TASK TO COMPLETE: Write out all the entries word for word and omit any pictures.

ROWS:
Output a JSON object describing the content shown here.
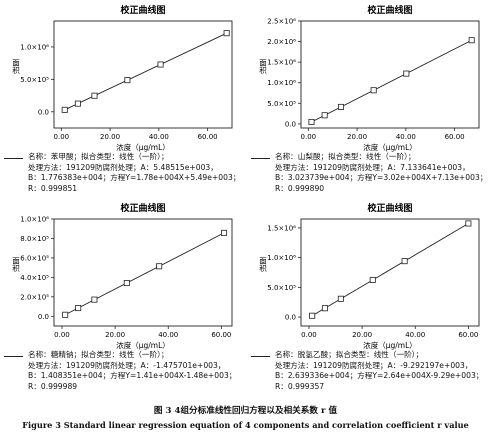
{
  "figure": {
    "caption_cn": "图 3 4组分标准线性回归方程以及相关系数 r 值",
    "caption_en": "Figure 3 Standard linear regression equation of 4 components and correlation coefficient r value"
  },
  "chart_data": [
    {
      "type": "line",
      "title": "校正曲线图",
      "xlabel": "浓度（μg/mL）",
      "ylabel": "面积",
      "xlim": [
        -3,
        70
      ],
      "ylim": [
        -250000,
        1400000
      ],
      "xticks": [
        0,
        20,
        40,
        60
      ],
      "xtick_labels": [
        "0.00",
        "20.00",
        "40.00",
        "60.00"
      ],
      "yticks": [
        0,
        500000,
        1000000
      ],
      "ytick_labels": [
        "0.0",
        "5.0×10⁵",
        "1.0×10⁶"
      ],
      "x": [
        1.4,
        6.8,
        13.6,
        27.1,
        40.7,
        67.8
      ],
      "y": [
        30300,
        126000,
        248000,
        488000,
        729000,
        1212000
      ],
      "info": {
        "line1": "名称：苯甲酸；拟合类型：线性（一阶）；",
        "line2": "处理方法：191209防腐剂处理；A：5.48515e+003，",
        "line3": "B：1.776383e+004；方程Y=1.78e+004X+5.49e+003；",
        "line4": "R：0.999851"
      }
    },
    {
      "type": "line",
      "title": "校正曲线图",
      "xlabel": "浓度（μg/mL）",
      "ylabel": "面积",
      "xlim": [
        -3,
        70
      ],
      "ylim": [
        -100000,
        2500000
      ],
      "xticks": [
        0,
        20,
        40,
        60
      ],
      "xtick_labels": [
        "0.00",
        "20.00",
        "40.00",
        "60.00"
      ],
      "yticks": [
        0,
        500000,
        1000000,
        1500000,
        2000000,
        2500000
      ],
      "ytick_labels": [
        "0.0",
        "5.0×10⁵",
        "1.0×10⁶",
        "1.5×10⁶",
        "2.0×10⁶",
        "2.5×10⁶"
      ],
      "x": [
        1.3,
        6.7,
        13.4,
        26.8,
        40.2,
        67.0
      ],
      "y": [
        46400,
        209000,
        412000,
        817000,
        1222000,
        2033000
      ],
      "info": {
        "line1": "名称：山梨酸；拟合类型：线性（一阶）；",
        "line2": "处理方法：191209防腐剂处理；A：7.133641e+003，",
        "line3": "B：3.023739e+004；方程Y=3.02e+004X+7.13e+003；",
        "line4": "R：0.999890"
      }
    },
    {
      "type": "line",
      "title": "校正曲线图",
      "xlabel": "浓度（μg/mL）",
      "ylabel": "面积",
      "xlim": [
        -3,
        64
      ],
      "ylim": [
        -100000,
        1000000
      ],
      "xticks": [
        0,
        20,
        40,
        60
      ],
      "xtick_labels": [
        "0.00",
        "20.00",
        "40.00",
        "60.00"
      ],
      "yticks": [
        0,
        200000,
        400000,
        600000,
        800000,
        1000000
      ],
      "ytick_labels": [
        "0.0",
        "2.0×10⁵",
        "4.0×10⁵",
        "6.0×10⁵",
        "8.0×10⁵",
        "1.0×10⁶"
      ],
      "x": [
        1.2,
        6.1,
        12.2,
        24.4,
        36.6,
        61.0
      ],
      "y": [
        15400,
        84500,
        171000,
        342000,
        514000,
        857000
      ],
      "info": {
        "line1": "名称：糖精钠；拟合类型：线性（一阶）；",
        "line2": "处理方法：191209防腐剂处理；A：-1.475701e+003，",
        "line3": "B：1.408351e+004；方程Y=1.41e+004X-1.48e+003；",
        "line4": "R：0.999989"
      }
    },
    {
      "type": "line",
      "title": "校正曲线图",
      "xlabel": "浓度（μg/mL）",
      "ylabel": "面积",
      "xlim": [
        -3,
        64
      ],
      "ylim": [
        -150000,
        1650000
      ],
      "xticks": [
        0,
        20,
        40,
        60
      ],
      "xtick_labels": [
        "0.00",
        "20.00",
        "40.00",
        "60.00"
      ],
      "yticks": [
        0,
        500000,
        1000000,
        1500000
      ],
      "ytick_labels": [
        "0.0",
        "5.0×10⁵",
        "1.0×10⁶",
        "1.5×10⁶"
      ],
      "x": [
        1.2,
        6.0,
        12.0,
        24.0,
        36.0,
        60.0
      ],
      "y": [
        22400,
        149000,
        308000,
        625000,
        941000,
        1575000
      ],
      "info": {
        "line1": "名称：脱氢乙酸；拟合类型：线性（一阶）；",
        "line2": "处理方法：191209防腐剂处理；A：-9.292197e+003，",
        "line3": "B：2.639336e+004；方程Y=2.64e+004X-9.29e+003；",
        "line4": "R：0.999357"
      }
    }
  ]
}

SOLUTION TO THE EXERCISE:
Output a JSON object describing the content shown here.
{
  "figure": {
    "caption_cn": "图 3 4组分标准线性回归方程以及相关系数 r 值",
    "caption_en": "Figure 3 Standard linear regression equation of 4 components and correlation coefficient r value"
  },
  "chart_data": [
    {
      "type": "line",
      "title": "校正曲线图",
      "xlabel": "浓度（μg/mL）",
      "ylabel": "面积",
      "xlim": [
        -3,
        70
      ],
      "ylim": [
        -250000,
        1400000
      ],
      "xticks": [
        0,
        20,
        40,
        60
      ],
      "xtick_labels": [
        "0.00",
        "20.00",
        "40.00",
        "60.00"
      ],
      "yticks": [
        0,
        500000,
        1000000
      ],
      "ytick_labels": [
        "0.0",
        "5.0×10⁵",
        "1.0×10⁶"
      ],
      "x": [
        1.4,
        6.8,
        13.6,
        27.1,
        40.7,
        67.8
      ],
      "y": [
        30300,
        126000,
        248000,
        488000,
        729000,
        1212000
      ],
      "info": {
        "line1": "名称：苯甲酸；拟合类型：线性（一阶）；",
        "line2": "处理方法：191209防腐剂处理；A：5.48515e+003，",
        "line3": "B：1.776383e+004；方程Y=1.78e+004X+5.49e+003；",
        "line4": "R：0.999851"
      }
    },
    {
      "type": "line",
      "title": "校正曲线图",
      "xlabel": "浓度（μg/mL）",
      "ylabel": "面积",
      "xlim": [
        -3,
        70
      ],
      "ylim": [
        -100000,
        2500000
      ],
      "xticks": [
        0,
        20,
        40,
        60
      ],
      "xtick_labels": [
        "0.00",
        "20.00",
        "40.00",
        "60.00"
      ],
      "yticks": [
        0,
        500000,
        1000000,
        1500000,
        2000000,
        2500000
      ],
      "ytick_labels": [
        "0.0",
        "5.0×10⁵",
        "1.0×10⁶",
        "1.5×10⁶",
        "2.0×10⁶",
        "2.5×10⁶"
      ],
      "x": [
        1.3,
        6.7,
        13.4,
        26.8,
        40.2,
        67.0
      ],
      "y": [
        46400,
        209000,
        412000,
        817000,
        1222000,
        2033000
      ],
      "info": {
        "line1": "名称：山梨酸；拟合类型：线性（一阶）；",
        "line2": "处理方法：191209防腐剂处理；A：7.133641e+003，",
        "line3": "B：3.023739e+004；方程Y=3.02e+004X+7.13e+003；",
        "line4": "R：0.999890"
      }
    },
    {
      "type": "line",
      "title": "校正曲线图",
      "xlabel": "浓度（μg/mL）",
      "ylabel": "面积",
      "xlim": [
        -3,
        64
      ],
      "ylim": [
        -100000,
        1000000
      ],
      "xticks": [
        0,
        20,
        40,
        60
      ],
      "xtick_labels": [
        "0.00",
        "20.00",
        "40.00",
        "60.00"
      ],
      "yticks": [
        0,
        200000,
        400000,
        600000,
        800000,
        1000000
      ],
      "ytick_labels": [
        "0.0",
        "2.0×10⁵",
        "4.0×10⁵",
        "6.0×10⁵",
        "8.0×10⁵",
        "1.0×10⁶"
      ],
      "x": [
        1.2,
        6.1,
        12.2,
        24.4,
        36.6,
        61.0
      ],
      "y": [
        15400,
        84500,
        171000,
        342000,
        514000,
        857000
      ],
      "info": {
        "line1": "名称：糖精钠；拟合类型：线性（一阶）；",
        "line2": "处理方法：191209防腐剂处理；A：-1.475701e+003，",
        "line3": "B：1.408351e+004；方程Y=1.41e+004X-1.48e+003；",
        "line4": "R：0.999989"
      }
    },
    {
      "type": "line",
      "title": "校正曲线图",
      "xlabel": "浓度（μg/mL）",
      "ylabel": "面积",
      "xlim": [
        -3,
        64
      ],
      "ylim": [
        -150000,
        1650000
      ],
      "xticks": [
        0,
        20,
        40,
        60
      ],
      "xtick_labels": [
        "0.00",
        "20.00",
        "40.00",
        "60.00"
      ],
      "yticks": [
        0,
        500000,
        1000000,
        1500000
      ],
      "ytick_labels": [
        "0.0",
        "5.0×10⁵",
        "1.0×10⁶",
        "1.5×10⁶"
      ],
      "x": [
        1.2,
        6.0,
        12.0,
        24.0,
        36.0,
        60.0
      ],
      "y": [
        22400,
        149000,
        308000,
        625000,
        941000,
        1575000
      ],
      "info": {
        "line1": "名称：脱氢乙酸；拟合类型：线性（一阶）；",
        "line2": "处理方法：191209防腐剂处理；A：-9.292197e+003，",
        "line3": "B：2.639336e+004；方程Y=2.64e+004X-9.29e+003；",
        "line4": "R：0.999357"
      }
    }
  ]
}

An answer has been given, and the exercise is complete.